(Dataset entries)
-=-=-=-=-

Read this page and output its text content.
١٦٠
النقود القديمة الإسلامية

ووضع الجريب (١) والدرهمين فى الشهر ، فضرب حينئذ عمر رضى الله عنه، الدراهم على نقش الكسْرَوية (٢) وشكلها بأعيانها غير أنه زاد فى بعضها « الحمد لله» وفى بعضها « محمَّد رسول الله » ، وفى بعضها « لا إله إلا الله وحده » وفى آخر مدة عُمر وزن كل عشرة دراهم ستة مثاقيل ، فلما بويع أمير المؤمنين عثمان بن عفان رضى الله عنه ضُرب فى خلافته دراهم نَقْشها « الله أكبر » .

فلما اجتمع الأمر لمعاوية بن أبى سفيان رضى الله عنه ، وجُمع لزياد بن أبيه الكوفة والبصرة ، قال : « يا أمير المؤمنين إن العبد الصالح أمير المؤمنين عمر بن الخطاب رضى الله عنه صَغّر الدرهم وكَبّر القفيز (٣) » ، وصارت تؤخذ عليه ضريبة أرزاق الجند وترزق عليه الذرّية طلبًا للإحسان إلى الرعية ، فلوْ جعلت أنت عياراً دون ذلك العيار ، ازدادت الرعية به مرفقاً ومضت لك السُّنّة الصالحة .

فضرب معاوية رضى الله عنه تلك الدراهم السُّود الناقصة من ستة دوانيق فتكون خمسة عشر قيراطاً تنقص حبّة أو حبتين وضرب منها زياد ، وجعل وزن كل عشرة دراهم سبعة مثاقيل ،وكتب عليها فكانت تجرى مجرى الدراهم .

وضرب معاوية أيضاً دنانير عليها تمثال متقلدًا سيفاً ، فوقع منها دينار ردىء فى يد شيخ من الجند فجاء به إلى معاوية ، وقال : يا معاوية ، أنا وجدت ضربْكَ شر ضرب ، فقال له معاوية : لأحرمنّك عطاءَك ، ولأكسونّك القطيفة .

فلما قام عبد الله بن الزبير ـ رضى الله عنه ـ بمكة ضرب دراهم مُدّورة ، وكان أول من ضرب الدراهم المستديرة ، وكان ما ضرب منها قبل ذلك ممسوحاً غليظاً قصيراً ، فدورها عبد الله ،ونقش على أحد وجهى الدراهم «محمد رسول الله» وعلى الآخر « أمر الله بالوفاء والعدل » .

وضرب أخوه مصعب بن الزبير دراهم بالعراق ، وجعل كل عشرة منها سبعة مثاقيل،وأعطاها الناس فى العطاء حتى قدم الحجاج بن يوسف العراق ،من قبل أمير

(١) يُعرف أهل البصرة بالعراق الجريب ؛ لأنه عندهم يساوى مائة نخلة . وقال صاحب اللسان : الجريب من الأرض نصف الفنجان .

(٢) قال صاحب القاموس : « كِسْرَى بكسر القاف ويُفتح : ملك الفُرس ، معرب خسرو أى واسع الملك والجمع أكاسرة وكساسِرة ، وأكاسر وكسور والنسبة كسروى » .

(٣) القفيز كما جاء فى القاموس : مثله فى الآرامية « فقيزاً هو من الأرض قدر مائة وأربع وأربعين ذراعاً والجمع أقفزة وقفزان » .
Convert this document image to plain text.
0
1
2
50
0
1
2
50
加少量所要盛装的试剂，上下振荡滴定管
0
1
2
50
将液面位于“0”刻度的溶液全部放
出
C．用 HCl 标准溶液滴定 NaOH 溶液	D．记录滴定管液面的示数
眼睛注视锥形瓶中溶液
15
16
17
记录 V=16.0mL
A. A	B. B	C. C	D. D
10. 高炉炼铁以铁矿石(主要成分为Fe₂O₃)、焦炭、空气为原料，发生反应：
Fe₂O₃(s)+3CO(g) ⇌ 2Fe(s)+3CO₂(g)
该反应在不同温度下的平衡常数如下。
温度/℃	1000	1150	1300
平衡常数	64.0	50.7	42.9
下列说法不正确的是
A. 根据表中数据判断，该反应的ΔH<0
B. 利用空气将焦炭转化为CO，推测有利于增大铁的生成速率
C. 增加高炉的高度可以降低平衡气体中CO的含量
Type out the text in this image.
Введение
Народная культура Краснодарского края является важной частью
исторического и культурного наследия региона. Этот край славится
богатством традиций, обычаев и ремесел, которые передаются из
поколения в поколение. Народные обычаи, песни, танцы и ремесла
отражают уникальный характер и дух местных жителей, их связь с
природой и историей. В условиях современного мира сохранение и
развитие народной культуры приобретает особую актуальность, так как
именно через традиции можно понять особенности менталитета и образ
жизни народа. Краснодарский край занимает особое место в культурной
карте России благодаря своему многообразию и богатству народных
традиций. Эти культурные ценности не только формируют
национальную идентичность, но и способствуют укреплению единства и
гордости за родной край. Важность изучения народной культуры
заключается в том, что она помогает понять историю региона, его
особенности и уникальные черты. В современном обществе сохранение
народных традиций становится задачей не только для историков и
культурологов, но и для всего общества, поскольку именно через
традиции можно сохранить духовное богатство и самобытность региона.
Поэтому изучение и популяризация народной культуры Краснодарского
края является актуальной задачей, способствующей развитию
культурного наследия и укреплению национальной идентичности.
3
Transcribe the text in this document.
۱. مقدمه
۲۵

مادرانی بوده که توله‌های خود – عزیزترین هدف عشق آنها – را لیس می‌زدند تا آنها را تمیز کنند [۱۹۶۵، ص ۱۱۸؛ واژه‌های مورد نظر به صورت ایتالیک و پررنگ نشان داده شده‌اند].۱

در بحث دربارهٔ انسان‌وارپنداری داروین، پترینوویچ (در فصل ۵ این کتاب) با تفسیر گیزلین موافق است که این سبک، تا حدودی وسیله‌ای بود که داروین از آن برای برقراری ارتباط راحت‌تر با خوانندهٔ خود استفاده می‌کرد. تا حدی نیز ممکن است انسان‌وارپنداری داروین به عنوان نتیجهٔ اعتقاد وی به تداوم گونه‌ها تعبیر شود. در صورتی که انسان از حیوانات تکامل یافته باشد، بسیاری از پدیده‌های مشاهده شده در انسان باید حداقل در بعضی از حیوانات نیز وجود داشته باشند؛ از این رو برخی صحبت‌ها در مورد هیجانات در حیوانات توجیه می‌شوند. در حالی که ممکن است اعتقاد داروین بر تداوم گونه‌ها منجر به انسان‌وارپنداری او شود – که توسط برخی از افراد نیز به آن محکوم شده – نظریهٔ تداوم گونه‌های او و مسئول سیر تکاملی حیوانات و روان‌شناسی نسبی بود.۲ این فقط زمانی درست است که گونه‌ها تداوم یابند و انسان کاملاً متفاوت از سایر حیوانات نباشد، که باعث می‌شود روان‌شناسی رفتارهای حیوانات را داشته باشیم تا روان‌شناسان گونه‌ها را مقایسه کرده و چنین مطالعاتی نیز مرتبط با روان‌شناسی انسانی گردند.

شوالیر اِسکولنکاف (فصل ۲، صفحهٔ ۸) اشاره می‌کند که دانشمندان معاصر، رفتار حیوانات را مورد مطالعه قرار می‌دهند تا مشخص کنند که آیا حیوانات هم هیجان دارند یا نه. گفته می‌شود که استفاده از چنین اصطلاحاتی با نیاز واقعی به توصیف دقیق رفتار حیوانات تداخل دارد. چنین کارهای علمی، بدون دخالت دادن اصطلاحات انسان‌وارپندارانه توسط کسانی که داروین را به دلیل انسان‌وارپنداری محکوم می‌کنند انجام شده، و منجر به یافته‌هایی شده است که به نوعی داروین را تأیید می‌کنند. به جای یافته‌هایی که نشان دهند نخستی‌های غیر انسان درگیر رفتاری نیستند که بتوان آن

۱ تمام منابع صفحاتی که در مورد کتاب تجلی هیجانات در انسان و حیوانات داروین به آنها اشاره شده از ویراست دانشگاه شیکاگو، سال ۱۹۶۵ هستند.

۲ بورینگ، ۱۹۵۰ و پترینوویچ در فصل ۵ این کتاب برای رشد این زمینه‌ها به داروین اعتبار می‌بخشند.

-=-=-=-=-

Problem details: Copy each line of the data exactly, leaving nothing out.

Finished task:
Read this page and output its text content.
١٦٠
النقود القديمة الإسلامية

ووضع الجريب (١) والدرهمين فى الشهر ، فضرب حينئذ عمر رضى الله عنه، الدراهم على نقش الكسْرَوية (٢) وشكلها بأعيانها غير أنه زاد فى بعضها « الحمد لله» وفى بعضها « محمَّد رسول الله » ، وفى بعضها « لا إله إلا الله وحده » وفى آخر مدة عُمر وزن كل عشرة دراهم ستة مثاقيل ، فلما بويع أمير المؤمنين عثمان بن عفان رضى الله عنه ضُرب فى خلافته دراهم نَقْشها « الله أكبر » .

فلما اجتمع الأمر لمعاوية بن أبى سفيان رضى الله عنه ، وجُمع لزياد بن أبيه الكوفة والبصرة ، قال : « يا أمير المؤمنين إن العبد الصالح أمير المؤمنين عمر بن الخطاب رضى الله عنه صَغّر الدرهم وكَبّر القفيز (٣) » ، وصارت تؤخذ عليه ضريبة أرزاق الجند وترزق عليه الذرّية طلبًا للإحسان إلى الرعية ، فلوْ جعلت أنت عياراً دون ذلك العيار ، ازدادت الرعية به مرفقاً ومضت لك السُّنّة الصالحة .

فضرب معاوية رضى الله عنه تلك الدراهم السُّود الناقصة من ستة دوانيق فتكون خمسة عشر قيراطاً تنقص حبّة أو حبتين وضرب منها زياد ، وجعل وزن كل عشرة دراهم سبعة مثاقيل ،وكتب عليها فكانت تجرى مجرى الدراهم .

وضرب معاوية أيضاً دنانير عليها تمثال متقلدًا سيفاً ، فوقع منها دينار ردىء فى يد شيخ من الجند فجاء به إلى معاوية ، وقال : يا معاوية ، أنا وجدت ضربْكَ شر ضرب ، فقال له معاوية : لأحرمنّك عطاءَك ، ولأكسونّك القطيفة .

فلما قام عبد الله بن الزبير ـ رضى الله عنه ـ بمكة ضرب دراهم مُدّورة ، وكان أول من ضرب الدراهم المستديرة ، وكان ما ضرب منها قبل ذلك ممسوحاً غليظاً قصيراً ، فدورها عبد الله ،ونقش على أحد وجهى الدراهم «محمد رسول الله» وعلى الآخر « أمر الله بالوفاء والعدل » .

وضرب أخوه مصعب بن الزبير دراهم بالعراق ، وجعل كل عشرة منها سبعة مثاقيل،وأعطاها الناس فى العطاء حتى قدم الحجاج بن يوسف العراق ،من قبل أمير

(١) يُعرف أهل البصرة بالعراق الجريب ؛ لأنه عندهم يساوى مائة نخلة . وقال صاحب اللسان : الجريب من الأرض نصف الفنجان .

(٢) قال صاحب القاموس : « كِسْرَى بكسر القاف ويُفتح : ملك الفُرس ، معرب خسرو أى واسع الملك والجمع أكاسرة وكساسِرة ، وأكاسر وكسور والنسبة كسروى » .

(٣) القفيز كما جاء فى القاموس : مثله فى الآرامية « فقيزاً هو من الأرض قدر مائة وأربع وأربعين ذراعاً والجمع أقفزة وقفزان » .
Convert this document image to plain text.
0
1
2
50
0
1
2
50
加少量所要盛装的试剂，上下振荡滴定管
0
1
2
50
将液面位于“0”刻度的溶液全部放
出
C．用 HCl 标准溶液滴定 NaOH 溶液	D．记录滴定管液面的示数
眼睛注视锥形瓶中溶液
15
16
17
记录 V=16.0mL
A. A	B. B	C. C	D. D
10. 高炉炼铁以铁矿石(主要成分为Fe₂O₃)、焦炭、空气为原料，发生反应：
Fe₂O₃(s)+3CO(g) ⇌ 2Fe(s)+3CO₂(g)
该反应在不同温度下的平衡常数如下。
温度/℃	1000	1150	1300
平衡常数	64.0	50.7	42.9
下列说法不正确的是
A. 根据表中数据判断，该反应的ΔH<0
B. 利用空气将焦炭转化为CO，推测有利于增大铁的生成速率
C. 增加高炉的高度可以降低平衡气体中CO的含量
Type out the text in this image.
Введение
Народная культура Краснодарского края является важной частью
исторического и культурного наследия региона. Этот край славится
богатством традиций, обычаев и ремесел, которые передаются из
поколения в поколение. Народные обычаи, песни, танцы и ремесла
отражают уникальный характер и дух местных жителей, их связь с
природой и историей. В условиях современного мира сохранение и
развитие народной культуры приобретает особую актуальность, так как
именно через традиции можно понять особенности менталитета и образ
жизни народа. Краснодарский край занимает особое место в культурной
карте России благодаря своему многообразию и богатству народных
традиций. Эти культурные ценности не только формируют
национальную идентичность, но и способствуют укреплению единства и
гордости за родной край. Важность изучения народной культуры
заключается в том, что она помогает понять историю региона, его
особенности и уникальные черты. В современном обществе сохранение
народных традиций становится задачей не только для историков и
культурологов, но и для всего общества, поскольку именно через
традиции можно сохранить духовное богатство и самобытность региона.
Поэтому изучение и популяризация народной культуры Краснодарского
края является актуальной задачей, способствующей развитию
культурного наследия и укреплению национальной идентичности.
3
Transcribe the text in this document.
۱. مقدمه
۲۵

مادرانی بوده که توله‌های خود – عزیزترین هدف عشق آنها – را لیس می‌زدند تا آنها را تمیز کنند [۱۹۶۵، ص ۱۱۸؛ واژه‌های مورد نظر به صورت ایتالیک و پررنگ نشان داده شده‌اند].۱

در بحث دربارهٔ انسان‌وارپنداری داروین، پترینوویچ (در فصل ۵ این کتاب) با تفسیر گیزلین موافق است که این سبک، تا حدودی وسیله‌ای بود که داروین از آن برای برقراری ارتباط راحت‌تر با خوانندهٔ خود استفاده می‌کرد. تا حدی نیز ممکن است انسان‌وارپنداری داروین به عنوان نتیجهٔ اعتقاد وی به تداوم گونه‌ها تعبیر شود. در صورتی که انسان از حیوانات تکامل یافته باشد، بسیاری از پدیده‌های مشاهده شده در انسان باید حداقل در بعضی از حیوانات نیز وجود داشته باشند؛ از این رو برخی صحبت‌ها در مورد هیجانات در حیوانات توجیه می‌شوند. در حالی که ممکن است اعتقاد داروین بر تداوم گونه‌ها منجر به انسان‌وارپنداری او شود – که توسط برخی از افراد نیز به آن محکوم شده – نظریهٔ تداوم گونه‌های او و مسئول سیر تکاملی حیوانات و روان‌شناسی نسبی بود.۲ این فقط زمانی درست است که گونه‌ها تداوم یابند و انسان کاملاً متفاوت از سایر حیوانات نباشد، که باعث می‌شود روان‌شناسی رفتارهای حیوانات را داشته باشیم تا روان‌شناسان گونه‌ها را مقایسه کرده و چنین مطالعاتی نیز مرتبط با روان‌شناسی انسانی گردند.

شوالیر اِسکولنکاف (فصل ۲، صفحهٔ ۸) اشاره می‌کند که دانشمندان معاصر، رفتار حیوانات را مورد مطالعه قرار می‌دهند تا مشخص کنند که آیا حیوانات هم هیجان دارند یا نه. گفته می‌شود که استفاده از چنین اصطلاحاتی با نیاز واقعی به توصیف دقیق رفتار حیوانات تداخل دارد. چنین کارهای علمی، بدون دخالت دادن اصطلاحات انسان‌وارپندارانه توسط کسانی که داروین را به دلیل انسان‌وارپنداری محکوم می‌کنند انجام شده، و منجر به یافته‌هایی شده است که به نوعی داروین را تأیید می‌کنند. به جای یافته‌هایی که نشان دهند نخستی‌های غیر انسان درگیر رفتاری نیستند که بتوان آن

۱ تمام منابع صفحاتی که در مورد کتاب تجلی هیجانات در انسان و حیوانات داروین به آنها اشاره شده از ویراست دانشگاه شیکاگو، سال ۱۹۶۵ هستند.

۲ بورینگ، ۱۹۵۰ و پترینوویچ در فصل ۵ این کتاب برای رشد این زمینه‌ها به داروین اعتبار می‌بخشند.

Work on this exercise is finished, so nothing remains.